Where the data below has the string "Resources", return the whole line.

-- begin MATERIAL PROVIDED --

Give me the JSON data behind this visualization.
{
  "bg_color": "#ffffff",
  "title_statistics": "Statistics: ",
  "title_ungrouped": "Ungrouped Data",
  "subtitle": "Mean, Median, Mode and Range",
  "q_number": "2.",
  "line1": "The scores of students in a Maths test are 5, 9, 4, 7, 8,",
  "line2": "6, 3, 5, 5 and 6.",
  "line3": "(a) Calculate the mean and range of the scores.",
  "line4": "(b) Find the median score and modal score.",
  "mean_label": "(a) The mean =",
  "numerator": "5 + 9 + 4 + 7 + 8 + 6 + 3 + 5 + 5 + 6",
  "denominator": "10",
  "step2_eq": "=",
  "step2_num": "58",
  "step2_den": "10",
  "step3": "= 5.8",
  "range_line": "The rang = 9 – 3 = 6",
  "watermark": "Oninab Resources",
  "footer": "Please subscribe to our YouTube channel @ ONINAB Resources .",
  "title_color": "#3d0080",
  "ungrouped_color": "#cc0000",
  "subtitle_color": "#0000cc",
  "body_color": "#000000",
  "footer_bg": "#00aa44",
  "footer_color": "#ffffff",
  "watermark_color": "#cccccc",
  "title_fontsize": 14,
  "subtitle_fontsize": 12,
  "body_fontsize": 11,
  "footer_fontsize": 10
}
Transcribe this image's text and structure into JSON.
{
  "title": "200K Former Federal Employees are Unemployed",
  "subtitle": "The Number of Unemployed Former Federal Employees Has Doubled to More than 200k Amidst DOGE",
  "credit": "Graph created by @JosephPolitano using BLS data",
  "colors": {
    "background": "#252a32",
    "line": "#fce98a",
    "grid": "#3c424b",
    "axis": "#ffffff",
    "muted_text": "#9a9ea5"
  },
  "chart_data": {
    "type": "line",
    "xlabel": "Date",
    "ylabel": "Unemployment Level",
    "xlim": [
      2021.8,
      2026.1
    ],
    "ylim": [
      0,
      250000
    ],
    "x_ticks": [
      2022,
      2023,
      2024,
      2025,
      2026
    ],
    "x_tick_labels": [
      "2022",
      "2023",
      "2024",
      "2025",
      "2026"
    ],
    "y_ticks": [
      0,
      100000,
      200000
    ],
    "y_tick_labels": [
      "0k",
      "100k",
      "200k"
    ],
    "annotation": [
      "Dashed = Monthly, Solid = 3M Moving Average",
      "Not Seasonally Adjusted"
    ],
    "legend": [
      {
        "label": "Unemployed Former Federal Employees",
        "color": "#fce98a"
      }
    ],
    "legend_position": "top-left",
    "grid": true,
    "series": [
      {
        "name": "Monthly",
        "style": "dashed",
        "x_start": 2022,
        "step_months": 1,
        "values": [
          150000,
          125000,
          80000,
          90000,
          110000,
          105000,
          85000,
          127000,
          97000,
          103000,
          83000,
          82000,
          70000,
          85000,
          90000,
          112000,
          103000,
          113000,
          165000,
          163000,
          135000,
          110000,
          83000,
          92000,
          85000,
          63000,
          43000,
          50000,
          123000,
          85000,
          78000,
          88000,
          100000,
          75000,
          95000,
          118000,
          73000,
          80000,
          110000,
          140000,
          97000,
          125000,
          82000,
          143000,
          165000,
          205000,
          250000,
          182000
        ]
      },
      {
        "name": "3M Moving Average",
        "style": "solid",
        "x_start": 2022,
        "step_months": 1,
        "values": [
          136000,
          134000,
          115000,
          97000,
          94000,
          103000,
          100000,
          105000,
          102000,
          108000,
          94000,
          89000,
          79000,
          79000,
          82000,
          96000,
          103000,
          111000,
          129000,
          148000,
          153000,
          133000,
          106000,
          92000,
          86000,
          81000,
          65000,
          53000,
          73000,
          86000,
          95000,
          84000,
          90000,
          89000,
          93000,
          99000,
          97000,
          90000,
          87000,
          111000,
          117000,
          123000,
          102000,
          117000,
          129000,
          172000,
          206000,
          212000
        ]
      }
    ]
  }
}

-- end MATERIAL PROVIDED --

RESULT OF THE TASK:
  "watermark": "Oninab Resources",
  "footer": "Please subscribe to our YouTube channel @ ONINAB Resources .",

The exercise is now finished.